Stored items
----------------

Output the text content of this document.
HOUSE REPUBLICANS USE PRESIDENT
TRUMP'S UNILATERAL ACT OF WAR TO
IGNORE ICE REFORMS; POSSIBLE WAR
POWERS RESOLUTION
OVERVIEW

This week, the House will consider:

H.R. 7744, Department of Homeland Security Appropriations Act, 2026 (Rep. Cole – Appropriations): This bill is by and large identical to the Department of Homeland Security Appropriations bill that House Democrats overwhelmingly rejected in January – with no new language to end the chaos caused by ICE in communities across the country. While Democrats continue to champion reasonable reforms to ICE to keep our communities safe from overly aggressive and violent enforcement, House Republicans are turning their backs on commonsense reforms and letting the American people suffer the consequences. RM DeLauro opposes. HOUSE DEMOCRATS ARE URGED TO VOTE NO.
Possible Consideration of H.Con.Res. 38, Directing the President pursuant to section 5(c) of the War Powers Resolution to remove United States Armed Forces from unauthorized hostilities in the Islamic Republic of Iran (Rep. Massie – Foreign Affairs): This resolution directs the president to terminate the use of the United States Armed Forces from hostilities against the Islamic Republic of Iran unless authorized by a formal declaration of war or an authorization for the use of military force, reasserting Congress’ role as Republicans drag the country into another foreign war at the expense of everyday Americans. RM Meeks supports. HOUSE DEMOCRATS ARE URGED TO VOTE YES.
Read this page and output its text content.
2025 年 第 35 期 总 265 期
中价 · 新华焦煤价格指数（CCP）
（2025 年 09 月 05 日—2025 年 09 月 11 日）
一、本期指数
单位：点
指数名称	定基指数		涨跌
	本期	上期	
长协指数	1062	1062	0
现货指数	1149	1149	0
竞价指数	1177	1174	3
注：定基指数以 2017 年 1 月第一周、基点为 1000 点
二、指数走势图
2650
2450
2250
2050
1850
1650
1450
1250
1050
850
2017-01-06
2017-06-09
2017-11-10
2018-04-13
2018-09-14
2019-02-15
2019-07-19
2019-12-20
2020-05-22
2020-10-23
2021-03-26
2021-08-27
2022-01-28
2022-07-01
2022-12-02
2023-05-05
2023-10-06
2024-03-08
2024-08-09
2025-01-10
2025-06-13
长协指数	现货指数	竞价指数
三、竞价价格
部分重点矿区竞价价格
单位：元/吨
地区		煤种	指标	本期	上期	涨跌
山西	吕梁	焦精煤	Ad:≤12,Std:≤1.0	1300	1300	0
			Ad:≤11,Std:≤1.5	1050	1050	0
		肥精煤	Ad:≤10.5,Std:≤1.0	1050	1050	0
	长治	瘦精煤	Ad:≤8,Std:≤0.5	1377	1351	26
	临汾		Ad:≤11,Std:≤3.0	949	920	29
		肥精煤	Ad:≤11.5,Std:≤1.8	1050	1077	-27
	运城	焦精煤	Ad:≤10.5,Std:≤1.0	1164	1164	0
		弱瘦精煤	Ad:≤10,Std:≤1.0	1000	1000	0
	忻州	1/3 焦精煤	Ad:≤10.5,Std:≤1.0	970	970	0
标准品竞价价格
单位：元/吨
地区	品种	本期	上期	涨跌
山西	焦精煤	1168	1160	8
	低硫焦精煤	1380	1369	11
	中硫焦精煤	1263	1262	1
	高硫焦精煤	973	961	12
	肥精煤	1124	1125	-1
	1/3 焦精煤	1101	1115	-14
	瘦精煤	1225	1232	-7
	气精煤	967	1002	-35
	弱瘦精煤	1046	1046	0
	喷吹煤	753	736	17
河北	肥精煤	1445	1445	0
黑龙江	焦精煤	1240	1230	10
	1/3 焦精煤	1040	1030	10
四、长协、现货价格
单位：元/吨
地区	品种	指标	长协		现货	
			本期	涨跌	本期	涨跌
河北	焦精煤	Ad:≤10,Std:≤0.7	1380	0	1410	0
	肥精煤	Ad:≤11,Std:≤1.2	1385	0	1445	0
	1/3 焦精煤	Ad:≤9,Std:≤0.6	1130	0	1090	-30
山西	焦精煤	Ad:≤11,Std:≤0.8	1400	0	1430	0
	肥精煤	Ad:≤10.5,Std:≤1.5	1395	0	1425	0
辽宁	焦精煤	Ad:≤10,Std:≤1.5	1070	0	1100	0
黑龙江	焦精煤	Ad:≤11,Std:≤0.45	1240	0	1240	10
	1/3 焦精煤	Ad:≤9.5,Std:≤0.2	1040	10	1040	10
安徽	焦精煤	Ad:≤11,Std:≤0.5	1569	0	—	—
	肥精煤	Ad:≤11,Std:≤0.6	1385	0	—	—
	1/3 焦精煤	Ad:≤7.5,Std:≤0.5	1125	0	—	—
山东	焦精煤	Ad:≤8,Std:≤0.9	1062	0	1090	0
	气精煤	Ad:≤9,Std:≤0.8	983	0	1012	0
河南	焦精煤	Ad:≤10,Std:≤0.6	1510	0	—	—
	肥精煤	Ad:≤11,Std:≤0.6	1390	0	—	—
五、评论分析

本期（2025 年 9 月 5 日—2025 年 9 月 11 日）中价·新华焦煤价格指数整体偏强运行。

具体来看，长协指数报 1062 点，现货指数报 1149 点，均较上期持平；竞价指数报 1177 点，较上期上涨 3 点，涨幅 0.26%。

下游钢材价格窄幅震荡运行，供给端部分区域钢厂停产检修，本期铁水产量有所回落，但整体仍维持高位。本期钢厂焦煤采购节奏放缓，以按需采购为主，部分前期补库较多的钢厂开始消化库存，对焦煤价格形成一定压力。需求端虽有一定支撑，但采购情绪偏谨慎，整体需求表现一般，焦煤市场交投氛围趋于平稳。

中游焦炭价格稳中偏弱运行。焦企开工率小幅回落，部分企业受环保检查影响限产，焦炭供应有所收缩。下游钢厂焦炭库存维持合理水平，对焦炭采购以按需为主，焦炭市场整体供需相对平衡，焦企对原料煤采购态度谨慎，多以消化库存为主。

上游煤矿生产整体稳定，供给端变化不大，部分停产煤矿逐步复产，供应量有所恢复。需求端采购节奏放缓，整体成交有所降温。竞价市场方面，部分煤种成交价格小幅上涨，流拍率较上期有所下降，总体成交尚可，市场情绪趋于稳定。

----------------

▶ EXERCISE INSTRUCTIONS
Return each entry from above without altering a single character.

▶ SOLUTION BELOW
Output the text content of this document.
HOUSE REPUBLICANS USE PRESIDENT
TRUMP'S UNILATERAL ACT OF WAR TO
IGNORE ICE REFORMS; POSSIBLE WAR
POWERS RESOLUTION
OVERVIEW

This week, the House will consider:

H.R. 7744, Department of Homeland Security Appropriations Act, 2026 (Rep. Cole – Appropriations): This bill is by and large identical to the Department of Homeland Security Appropriations bill that House Democrats overwhelmingly rejected in January – with no new language to end the chaos caused by ICE in communities across the country. While Democrats continue to champion reasonable reforms to ICE to keep our communities safe from overly aggressive and violent enforcement, House Republicans are turning their backs on commonsense reforms and letting the American people suffer the consequences. RM DeLauro opposes. HOUSE DEMOCRATS ARE URGED TO VOTE NO.
Possible Consideration of H.Con.Res. 38, Directing the President pursuant to section 5(c) of the War Powers Resolution to remove United States Armed Forces from unauthorized hostilities in the Islamic Republic of Iran (Rep. Massie – Foreign Affairs): This resolution directs the president to terminate the use of the United States Armed Forces from hostilities against the Islamic Republic of Iran unless authorized by a formal declaration of war or an authorization for the use of military force, reasserting Congress’ role as Republicans drag the country into another foreign war at the expense of everyday Americans. RM Meeks supports. HOUSE DEMOCRATS ARE URGED TO VOTE YES.
Read this page and output its text content.
2025 年 第 35 期 总 265 期
中价 · 新华焦煤价格指数（CCP）
（2025 年 09 月 05 日—2025 年 09 月 11 日）
一、本期指数
单位：点
指数名称	定基指数		涨跌
	本期	上期	
长协指数	1062	1062	0
现货指数	1149	1149	0
竞价指数	1177	1174	3
注：定基指数以 2017 年 1 月第一周、基点为 1000 点
二、指数走势图
2650
2450
2250
2050
1850
1650
1450
1250
1050
850
2017-01-06
2017-06-09
2017-11-10
2018-04-13
2018-09-14
2019-02-15
2019-07-19
2019-12-20
2020-05-22
2020-10-23
2021-03-26
2021-08-27
2022-01-28
2022-07-01
2022-12-02
2023-05-05
2023-10-06
2024-03-08
2024-08-09
2025-01-10
2025-06-13
长协指数	现货指数	竞价指数
三、竞价价格
部分重点矿区竞价价格
单位：元/吨
地区		煤种	指标	本期	上期	涨跌
山西	吕梁	焦精煤	Ad:≤12,Std:≤1.0	1300	1300	0
			Ad:≤11,Std:≤1.5	1050	1050	0
		肥精煤	Ad:≤10.5,Std:≤1.0	1050	1050	0
	长治	瘦精煤	Ad:≤8,Std:≤0.5	1377	1351	26
	临汾		Ad:≤11,Std:≤3.0	949	920	29
		肥精煤	Ad:≤11.5,Std:≤1.8	1050	1077	-27
	运城	焦精煤	Ad:≤10.5,Std:≤1.0	1164	1164	0
		弱瘦精煤	Ad:≤10,Std:≤1.0	1000	1000	0
	忻州	1/3 焦精煤	Ad:≤10.5,Std:≤1.0	970	970	0
标准品竞价价格
单位：元/吨
地区	品种	本期	上期	涨跌
山西	焦精煤	1168	1160	8
	低硫焦精煤	1380	1369	11
	中硫焦精煤	1263	1262	1
	高硫焦精煤	973	961	12
	肥精煤	1124	1125	-1
	1/3 焦精煤	1101	1115	-14
	瘦精煤	1225	1232	-7
	气精煤	967	1002	-35
	弱瘦精煤	1046	1046	0
	喷吹煤	753	736	17
河北	肥精煤	1445	1445	0
黑龙江	焦精煤	1240	1230	10
	1/3 焦精煤	1040	1030	10
四、长协、现货价格
单位：元/吨
地区	品种	指标	长协		现货	
			本期	涨跌	本期	涨跌
河北	焦精煤	Ad:≤10,Std:≤0.7	1380	0	1410	0
	肥精煤	Ad:≤11,Std:≤1.2	1385	0	1445	0
	1/3 焦精煤	Ad:≤9,Std:≤0.6	1130	0	1090	-30
山西	焦精煤	Ad:≤11,Std:≤0.8	1400	0	1430	0
	肥精煤	Ad:≤10.5,Std:≤1.5	1395	0	1425	0
辽宁	焦精煤	Ad:≤10,Std:≤1.5	1070	0	1100	0
黑龙江	焦精煤	Ad:≤11,Std:≤0.45	1240	0	1240	10
	1/3 焦精煤	Ad:≤9.5,Std:≤0.2	1040	10	1040	10
安徽	焦精煤	Ad:≤11,Std:≤0.5	1569	0	—	—
	肥精煤	Ad:≤11,Std:≤0.6	1385	0	—	—
	1/3 焦精煤	Ad:≤7.5,Std:≤0.5	1125	0	—	—
山东	焦精煤	Ad:≤8,Std:≤0.9	1062	0	1090	0
	气精煤	Ad:≤9,Std:≤0.8	983	0	1012	0
河南	焦精煤	Ad:≤10,Std:≤0.6	1510	0	—	—
	肥精煤	Ad:≤11,Std:≤0.6	1390	0	—	—
五、评论分析

本期（2025 年 9 月 5 日—2025 年 9 月 11 日）中价·新华焦煤价格指数整体偏强运行。

具体来看，长协指数报 1062 点，现货指数报 1149 点，均较上期持平；竞价指数报 1177 点，较上期上涨 3 点，涨幅 0.26%。

下游钢材价格窄幅震荡运行，供给端部分区域钢厂停产检修，本期铁水产量有所回落，但整体仍维持高位。本期钢厂焦煤采购节奏放缓，以按需采购为主，部分前期补库较多的钢厂开始消化库存，对焦煤价格形成一定压力。需求端虽有一定支撑，但采购情绪偏谨慎，整体需求表现一般，焦煤市场交投氛围趋于平稳。

中游焦炭价格稳中偏弱运行。焦企开工率小幅回落，部分企业受环保检查影响限产，焦炭供应有所收缩。下游钢厂焦炭库存维持合理水平，对焦炭采购以按需为主，焦炭市场整体供需相对平衡，焦企对原料煤采购态度谨慎，多以消化库存为主。

上游煤矿生产整体稳定，供给端变化不大，部分停产煤矿逐步复产，供应量有所恢复。需求端采购节奏放缓，整体成交有所降温。竞价市场方面，部分煤种成交价格小幅上涨，流拍率较上期有所下降，总体成交尚可，市场情绪趋于稳定。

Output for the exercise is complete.